- What the task asks
Pick out each line of the records that includes the string "этой", and copy it.

===== Provided records =====

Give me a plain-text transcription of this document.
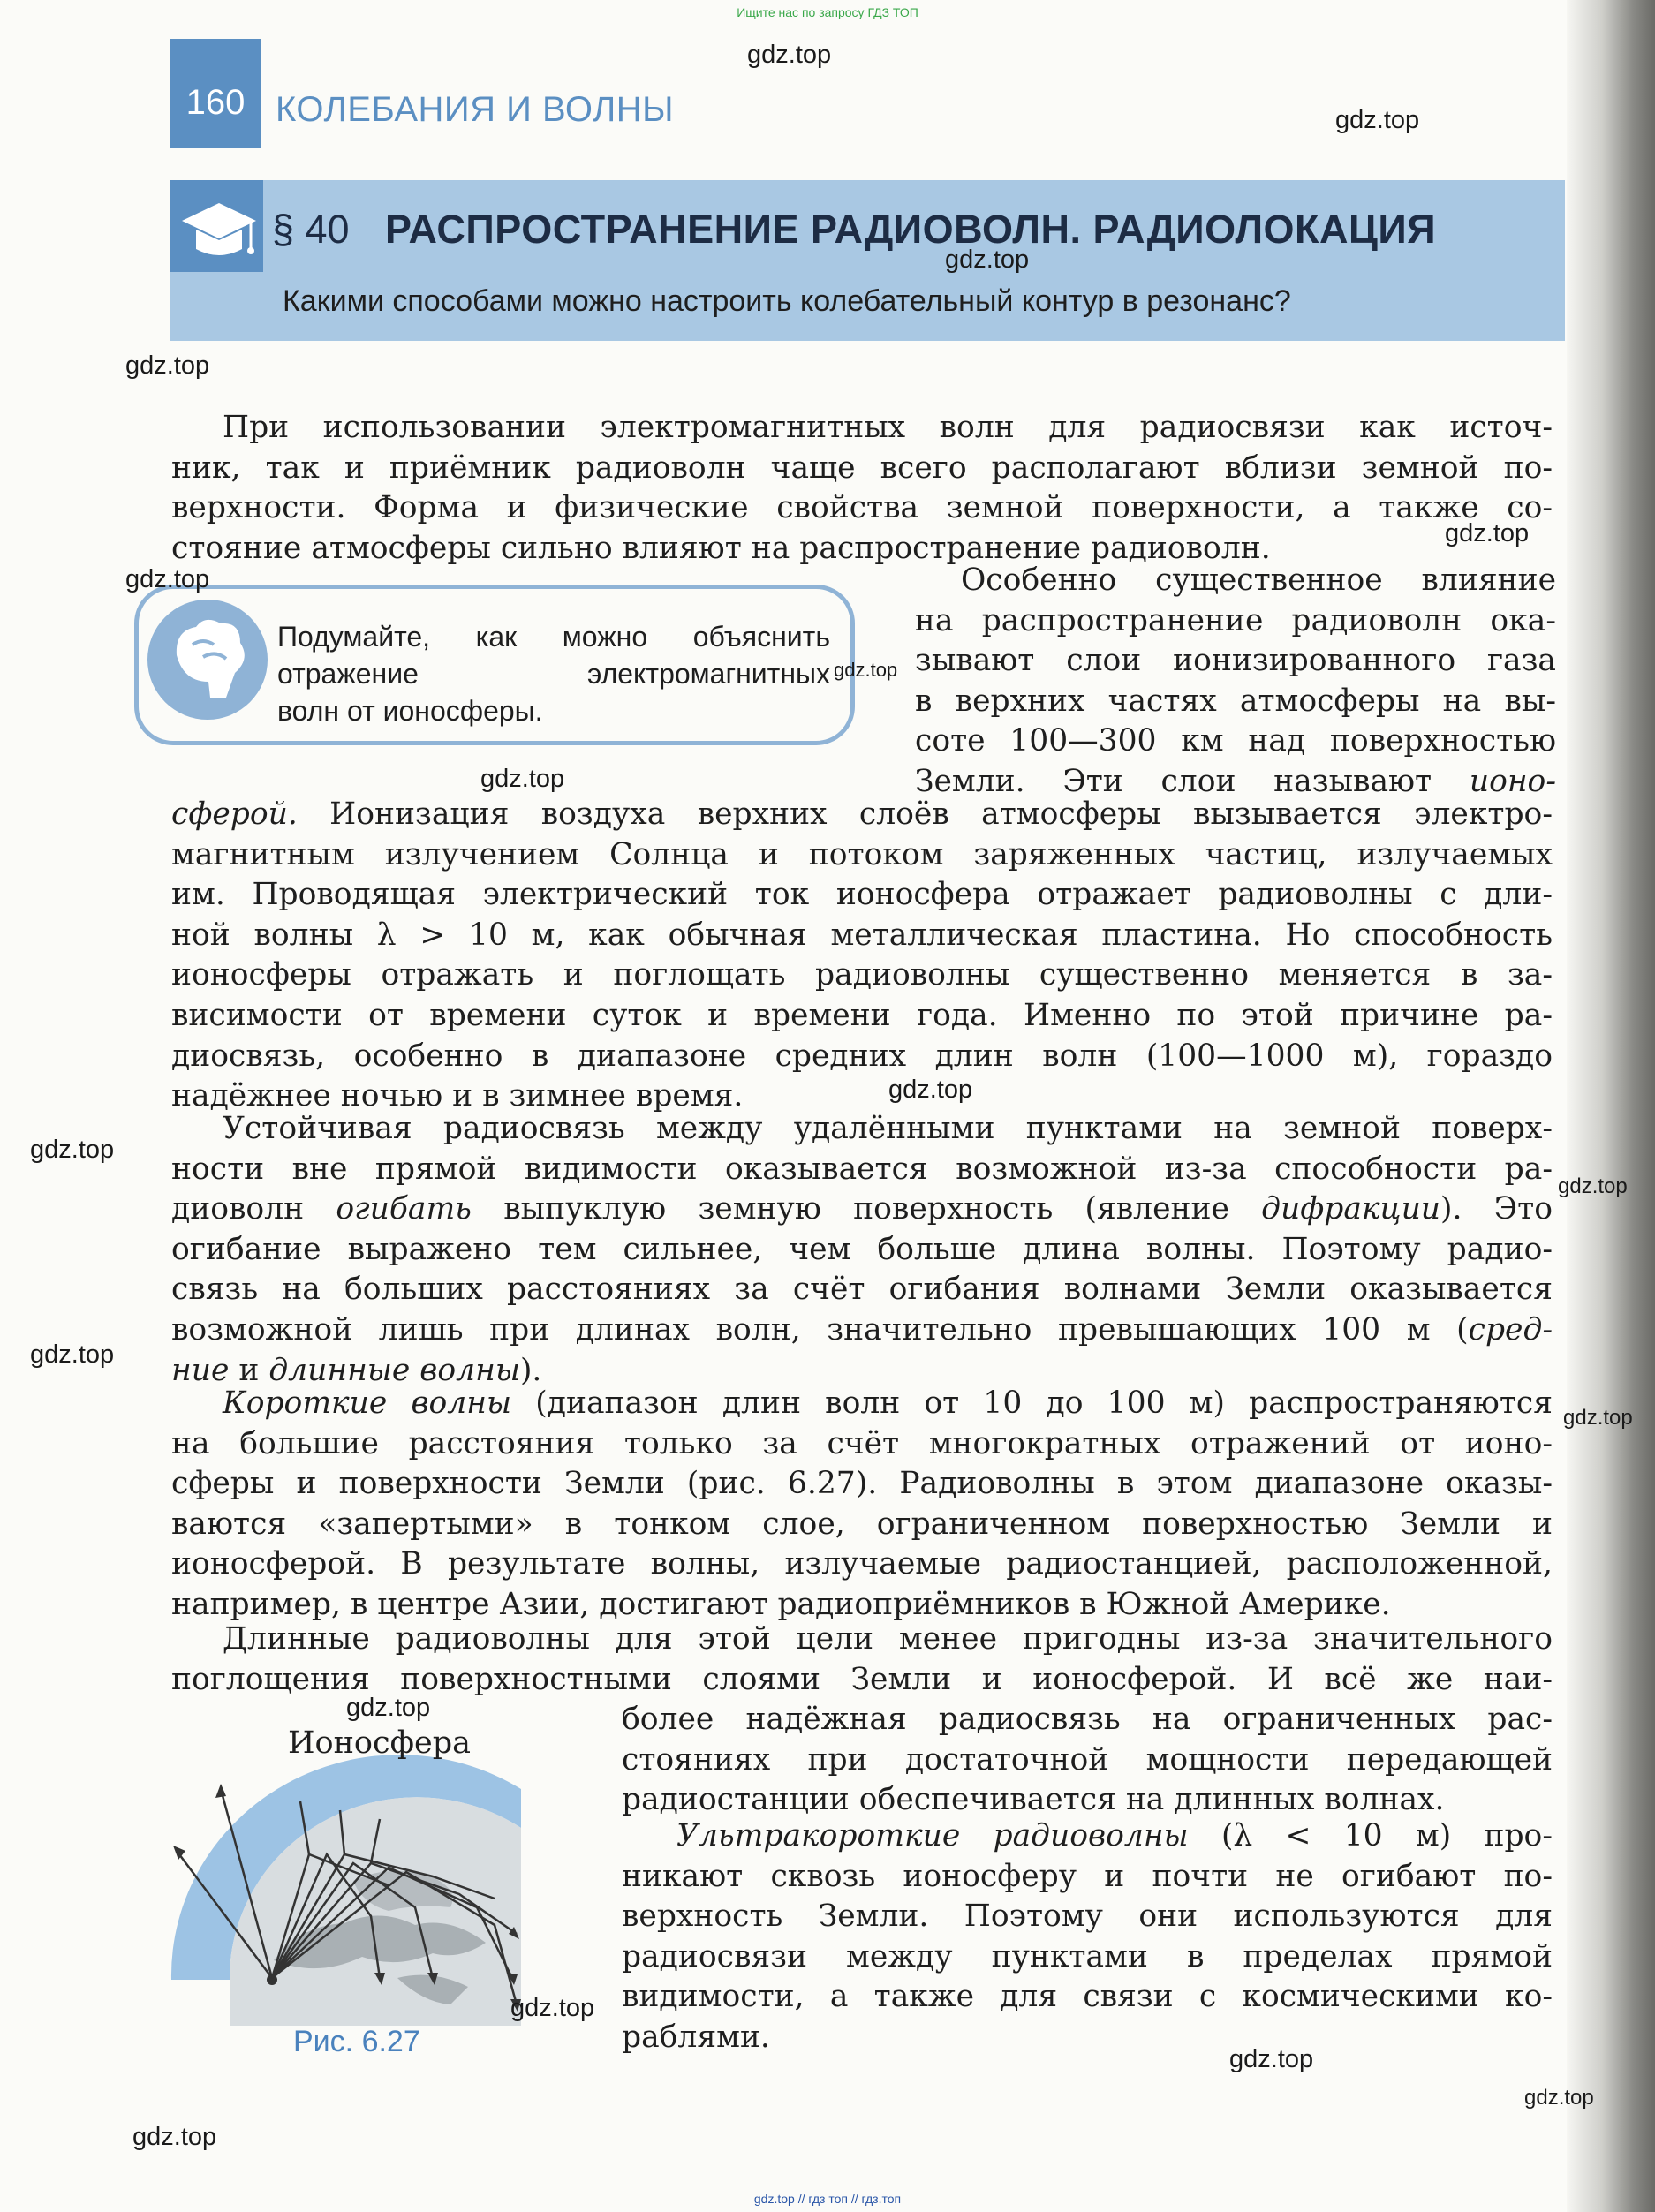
Ищите нас по запросу ГДЗ ТОП
gdz.top // гдз топ // гдз.топ
160 КОЛЕБАНИЯ И ВОЛНЫ
§ 40 РАСПРОСТРАНЕНИЕ РАДИОВОЛН. РАДИОЛОКАЦИЯ
Какими способами можно настроить колебательный контур в резонанс?
При использовании электромагнитных волн для радиосвязи как источ-
ник, так и приёмник радиоволн чаще всего располагают вблизи земной по-
верхности. Форма и физические свойства земной поверхности, а также со-
стояние атмосферы сильно влияют на распространение радиоволн.
Подумайте, как можно объяснить
отражение электромагнитных
волн от ионосферы.
Особенно существенное влияние
на распространение радиоволн ока-
зывают слои ионизированного газа
в верхних частях атмосферы на вы-
соте 100—300 км над поверхностью
Земли. Эти слои называют ионо-
сферой. Ионизация воздуха верхних слоёв атмосферы вызывается электро-
магнитным излучением Солнца и потоком заряженных частиц, излучаемых
им. Проводящая электрический ток ионосфера отражает радиоволны с дли-
ной волны λ > 10 м, как обычная металлическая пластина. Но способность
ионосферы отражать и поглощать радиоволны существенно меняется в за-
висимости от времени суток и времени года. Именно по этой причине ра-
диосвязь, особенно в диапазоне средних длин волн (100—1000 м), гораздо
надёжнее ночью и в зимнее время.
Устойчивая радиосвязь между удалёнными пунктами на земной поверх-
ности вне прямой видимости оказывается возможной из-за способности ра-
диоволн огибать выпуклую земную поверхность (явление дифракции). Это
огибание выражено тем сильнее, чем больше длина волны. Поэтому радио-
связь на больших расстояниях за счёт огибания волнами Земли оказывается
возможной лишь при длинах волн, значительно превышающих 100 м (сред-
ние и длинные волны).
Короткие волны (диапазон длин волн от 10 до 100 м) распространяются
на большие расстояния только за счёт многократных отражений от ионо-
сферы и поверхности Земли (рис. 6.27). Радиоволны в этом диапазоне оказы-
ваются «запертыми» в тонком слое, ограниченном поверхностью Земли и
ионосферой. В результате волны, излучаемые радиостанцией, расположенной,
например, в центре Азии, достигают радиоприёмников в Южной Америке.
Длинные радиоволны для этой цели менее пригодны из-за значительного
поглощения поверхностными слоями Земли и ионосферой. И всё же наи-
более надёжная радиосвязь на ограниченных рас-
стояниях при достаточной мощности передающей
радиостанции обеспечивается на длинных волнах.
Ультракороткие радиоволны (λ < 10 м) про-
никают сквозь ионосферу и почти не огибают по-
верхность Земли. Поэтому они используются для
радиосвязи между пунктами в пределах прямой
видимости, а также для связи с космическими ко-
раблями.
Ионосфера
Рис. 6.27
gdz.top
gdz.top
gdz.top
gdz.top
gdz.top
gdz.top
gdz.top
gdz.top
gdz.top
gdz.top
gdz.top
gdz.top
gdz.top
gdz.top
gdz.top
gdz.top
gdz.top
gdz.top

=====

- Answer to the exercise
висимости от времени суток и времени года. Именно по этой причине ра-
Длинные радиоволны для этой цели менее пригодны из-за значительного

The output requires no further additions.